● Supplied records:
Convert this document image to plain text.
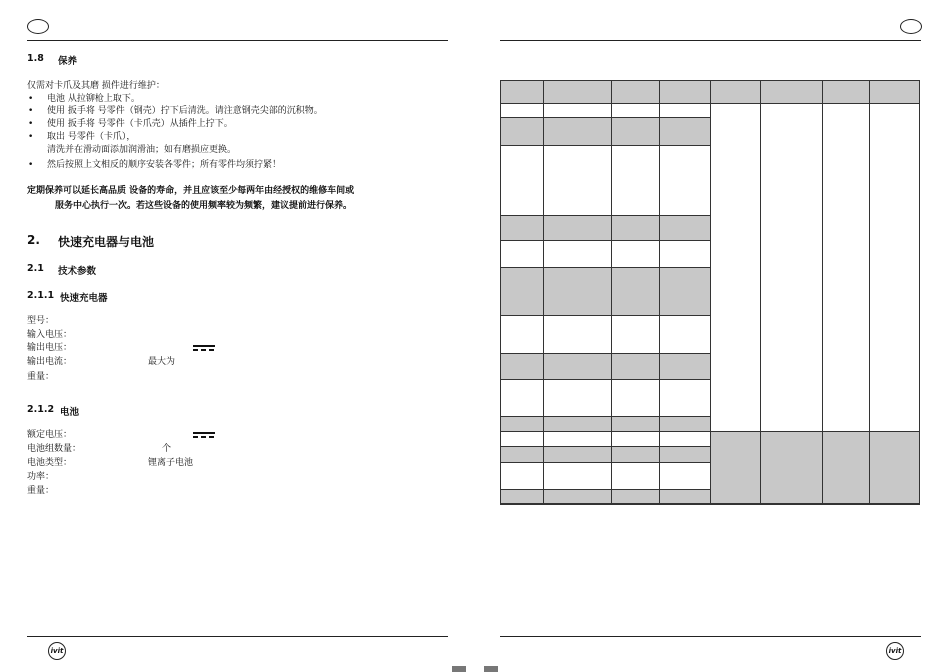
1.8 保养
仅需对卡爪及其磨 损件进行维护：
• 电池 从拉铆枪上取下。
• 使用 扳手将 号零件（钢壳）拧下后清洗。请注意钢壳尖部的沉积物。
• 使用 扳手将 号零件（卡爪壳）从插件上拧下。
• 取出 号零件（卡爪），
清洗并在滑动面添加润滑油；如有磨损应更换。
• 然后按照上文相反的顺序安装各零件；所有零件均须拧紧！
定期保养可以延长高品质 设备的寿命，并且应该至少每两年由经授权的维修车间或
服务中心执行一次。若这些设备的使用频率较为频繁，建议提前进行保养。
2. 快速充电器与电池
2.1 技术参数
2.1.1 快速充电器
型号：
输入电压：
输出电压：
输出电流：	最大为
重量：
2.1.2 电池
额定电压：
电池组数量：	个
电池类型：	锂离子电池
功率：
重量：
ivit	ivit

● Given instruction: Transcribe the listing in full and omit the pictures.

● Correct answer:
Convert this document image to plain text.
1.8 保养
仅需对卡爪及其磨 损件进行维护：
• 电池 从拉铆枪上取下。
• 使用 扳手将 号零件（钢壳）拧下后清洗。请注意钢壳尖部的沉积物。
• 使用 扳手将 号零件（卡爪壳）从插件上拧下。
• 取出 号零件（卡爪），
清洗并在滑动面添加润滑油；如有磨损应更换。
• 然后按照上文相反的顺序安装各零件；所有零件均须拧紧！
定期保养可以延长高品质 设备的寿命，并且应该至少每两年由经授权的维修车间或
服务中心执行一次。若这些设备的使用频率较为频繁，建议提前进行保养。
2. 快速充电器与电池
2.1 技术参数
2.1.1 快速充电器
型号：
输入电压：
输出电压：
输出电流：	最大为
重量：
2.1.2 电池
额定电压：
电池组数量：	个
电池类型：	锂离子电池
功率：
重量：
ivit	ivit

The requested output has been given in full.